*** Excerpt provided Section Begins ***

Home Feng-GUI: “Visual Attention” Heatmaps

Feng-GUI: “Visual Attention” Heatmaps

Feng-GUI is an interesting heatmap creation service. Unlike click-based heatmaps from Crazy Egg, FuseStats, and others, Feng-GUI creates heatmaps based on where it thinks the human eye would most likely be attracted. Eye tracking is something that designers have long used to measure the effectiveness of advertising, or design more usable web sites (among other commercial applications). But Feng-GUI doesn’t use real eye tracking, which would require that humans look at each object being measured and would hardly scale very well. Instead, the site uses an algorithm that attempts to guess what a real human would be most likely to look at.

According to Feng-GUI, their ViewFinder algorithm is based on research from the field of robotics into how humans see and what sort of physiologic and neurological processes go on in our brains when we look at things. The algorithm than creates a saliency map. Saliency is a neuroscience term that describes how much an object stands out relative to its neighbors.

Feng-GUI has been around for awhile — it was pitched on the TechCrunch forums to little reaction over a year ago — but just recently the company released the results of a test that it says proves the accuracy of its algorithm. According to the company, Feng-GUI attention maps capture 70% of what traditional eye and mouse tracking report — or, in other words, they are 70% as accurate. Because the work is being done by a computer rather than humans, one has to assume that it is cheaper.

The visual results of the test are impressive — Feng-GUI does indeed seem to stack up well to traditional eye tracking. But because the methodology of the study, who did it, and how it was conducted wasn’t released, it is hard to trust it.

There is, however, one major problem with Feng-GUI: I couldn’t get it to work. The heat map generator on the Feng-GUI page timed out on every attempt to generate a map for ReadWriteWeb (it supposedly times out after 30 seconds, but RWW has loaded quickly all day), or any other web site I tried. Nor could I get it generate a map for a screenshot of ReadWriteWeb that I uploaded.


Google’s Portuguese site as seen by Feng-GUI.

Regardless, I do like the idea of Feng-GUI. If the algorithm can be trusted, it has a lot of useful applications for designers and web site owners. The service could theoretically be used for testing early stage prototypes of new designs without having to pay people to perform usability studies or exposing half-baked new ideas to beta testers. Or it could be used by advertisers to figure out which display ad would attract the most attention on a specific web site before making an ad buy. Theoretically, sites could even use data from the service to charge more for a specific ad spot based on visual attention rather than higher click-thru rates (though selling advertisers on a robot’s opinion might be a bit of a tall order).

*** Excerpt provided Section Ends ***

(Tasks):
a - According to the article on Feng-GUI, what share of what traditional eye and mouse tracking report do Feng-GUI attention maps capture?
b - From the article on Feng-GUI, extract the passage starting at "Regardless, I do" and ending at "a tall order).", copied word for word.

*** Given entries Section Begins ***

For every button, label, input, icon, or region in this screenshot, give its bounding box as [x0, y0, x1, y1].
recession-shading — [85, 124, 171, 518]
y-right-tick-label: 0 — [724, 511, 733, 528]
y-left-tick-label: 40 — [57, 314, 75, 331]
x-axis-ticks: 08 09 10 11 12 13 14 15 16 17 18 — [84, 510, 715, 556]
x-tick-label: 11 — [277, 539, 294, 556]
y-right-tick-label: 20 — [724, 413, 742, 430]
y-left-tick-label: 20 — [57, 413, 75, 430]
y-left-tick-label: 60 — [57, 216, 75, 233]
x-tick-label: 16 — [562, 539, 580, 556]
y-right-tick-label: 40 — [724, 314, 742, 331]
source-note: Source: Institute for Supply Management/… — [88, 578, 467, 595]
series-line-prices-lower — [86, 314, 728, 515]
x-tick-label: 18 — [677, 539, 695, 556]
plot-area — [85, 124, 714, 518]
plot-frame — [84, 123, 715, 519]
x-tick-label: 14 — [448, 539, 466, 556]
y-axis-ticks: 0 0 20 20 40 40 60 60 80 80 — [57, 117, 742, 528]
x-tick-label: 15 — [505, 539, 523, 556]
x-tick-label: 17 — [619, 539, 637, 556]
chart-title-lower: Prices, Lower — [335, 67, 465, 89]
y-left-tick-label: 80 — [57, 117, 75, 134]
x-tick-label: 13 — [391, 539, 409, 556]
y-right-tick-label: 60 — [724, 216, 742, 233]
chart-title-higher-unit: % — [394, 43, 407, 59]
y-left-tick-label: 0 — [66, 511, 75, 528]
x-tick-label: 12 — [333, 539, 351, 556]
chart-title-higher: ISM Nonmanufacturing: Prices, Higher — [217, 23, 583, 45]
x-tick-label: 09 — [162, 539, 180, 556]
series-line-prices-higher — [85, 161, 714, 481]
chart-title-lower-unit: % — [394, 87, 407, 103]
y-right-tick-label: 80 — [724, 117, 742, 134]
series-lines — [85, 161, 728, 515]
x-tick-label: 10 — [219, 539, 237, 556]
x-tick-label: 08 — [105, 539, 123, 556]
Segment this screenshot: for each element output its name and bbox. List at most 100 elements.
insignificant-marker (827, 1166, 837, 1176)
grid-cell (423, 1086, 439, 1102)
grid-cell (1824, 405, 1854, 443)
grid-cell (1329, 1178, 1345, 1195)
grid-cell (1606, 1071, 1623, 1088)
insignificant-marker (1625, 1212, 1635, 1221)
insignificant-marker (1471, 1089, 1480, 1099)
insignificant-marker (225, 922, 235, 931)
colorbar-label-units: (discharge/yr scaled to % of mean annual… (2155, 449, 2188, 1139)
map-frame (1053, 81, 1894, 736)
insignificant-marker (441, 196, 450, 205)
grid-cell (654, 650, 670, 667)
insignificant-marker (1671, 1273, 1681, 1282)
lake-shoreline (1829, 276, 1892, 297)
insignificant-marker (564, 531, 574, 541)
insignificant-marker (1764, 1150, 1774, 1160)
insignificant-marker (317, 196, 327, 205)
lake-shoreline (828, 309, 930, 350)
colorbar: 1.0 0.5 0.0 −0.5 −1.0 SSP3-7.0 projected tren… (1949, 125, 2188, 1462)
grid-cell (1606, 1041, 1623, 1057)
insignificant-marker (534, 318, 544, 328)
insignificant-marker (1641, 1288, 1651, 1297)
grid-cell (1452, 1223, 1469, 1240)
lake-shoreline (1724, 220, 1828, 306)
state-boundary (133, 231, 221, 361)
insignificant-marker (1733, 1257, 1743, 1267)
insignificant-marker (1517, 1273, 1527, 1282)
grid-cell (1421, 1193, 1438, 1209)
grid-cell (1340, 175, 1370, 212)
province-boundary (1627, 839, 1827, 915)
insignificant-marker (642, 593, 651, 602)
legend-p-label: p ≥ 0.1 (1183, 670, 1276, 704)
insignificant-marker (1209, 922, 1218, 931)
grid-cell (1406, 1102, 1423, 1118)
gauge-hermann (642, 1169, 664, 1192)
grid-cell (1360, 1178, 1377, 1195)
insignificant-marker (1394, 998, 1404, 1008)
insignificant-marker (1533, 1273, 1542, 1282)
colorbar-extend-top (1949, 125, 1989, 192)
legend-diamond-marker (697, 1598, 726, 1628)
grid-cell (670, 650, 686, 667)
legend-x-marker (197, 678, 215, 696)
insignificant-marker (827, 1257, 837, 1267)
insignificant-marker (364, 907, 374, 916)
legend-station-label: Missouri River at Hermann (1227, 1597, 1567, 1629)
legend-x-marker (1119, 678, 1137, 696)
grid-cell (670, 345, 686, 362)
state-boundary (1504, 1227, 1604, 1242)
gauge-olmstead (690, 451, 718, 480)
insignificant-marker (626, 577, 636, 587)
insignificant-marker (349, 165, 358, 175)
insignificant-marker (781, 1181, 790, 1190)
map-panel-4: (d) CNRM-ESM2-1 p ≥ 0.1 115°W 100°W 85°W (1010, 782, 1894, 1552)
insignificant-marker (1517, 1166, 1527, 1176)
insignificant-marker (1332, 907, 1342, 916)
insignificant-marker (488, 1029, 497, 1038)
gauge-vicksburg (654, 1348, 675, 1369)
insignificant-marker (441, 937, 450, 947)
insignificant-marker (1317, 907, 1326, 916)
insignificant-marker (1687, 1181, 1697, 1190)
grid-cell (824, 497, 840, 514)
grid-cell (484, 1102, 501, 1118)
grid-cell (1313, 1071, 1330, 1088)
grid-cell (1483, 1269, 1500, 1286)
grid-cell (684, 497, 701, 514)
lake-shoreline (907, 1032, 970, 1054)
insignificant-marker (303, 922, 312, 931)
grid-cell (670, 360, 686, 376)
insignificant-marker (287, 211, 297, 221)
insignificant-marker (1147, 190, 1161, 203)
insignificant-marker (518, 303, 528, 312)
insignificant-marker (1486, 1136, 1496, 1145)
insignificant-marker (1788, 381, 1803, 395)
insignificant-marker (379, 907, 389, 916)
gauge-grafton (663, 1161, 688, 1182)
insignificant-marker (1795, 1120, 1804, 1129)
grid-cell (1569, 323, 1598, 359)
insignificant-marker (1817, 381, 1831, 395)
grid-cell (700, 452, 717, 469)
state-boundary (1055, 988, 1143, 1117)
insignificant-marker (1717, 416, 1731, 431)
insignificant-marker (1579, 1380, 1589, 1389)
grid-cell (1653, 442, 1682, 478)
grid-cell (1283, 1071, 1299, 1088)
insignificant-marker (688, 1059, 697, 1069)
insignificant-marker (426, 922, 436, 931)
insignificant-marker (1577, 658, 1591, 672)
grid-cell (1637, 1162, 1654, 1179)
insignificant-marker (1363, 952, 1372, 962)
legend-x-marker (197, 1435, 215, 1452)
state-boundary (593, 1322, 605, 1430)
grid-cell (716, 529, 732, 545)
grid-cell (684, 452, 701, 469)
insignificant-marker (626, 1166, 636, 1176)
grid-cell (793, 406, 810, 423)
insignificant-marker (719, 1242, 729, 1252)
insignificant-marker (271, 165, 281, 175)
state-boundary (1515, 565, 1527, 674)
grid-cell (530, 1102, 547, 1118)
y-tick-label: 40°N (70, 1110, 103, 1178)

*** Given entries Section Ends ***

(Activity answers):
a - 70%

b -
Regardless, I do like the idea of Feng-GUI. If the algorithm can be trusted, it has a lot of useful applications for designers and web site owners. The service could theoretically be used for testing early stage prototypes of new designs without having to pay people to perform usability studies or exposing half-baked new ideas to beta testers. Or it could be used by advertisers to figure out which display ad would attract the most attention on a specific web site before making an ad buy. Theoretically, sites could even use data from the service to charge more for a specific ad spot based on visual attention rather than higher click-thru rates (though selling advertisers on a robot’s opinion might be a bit of a tall order).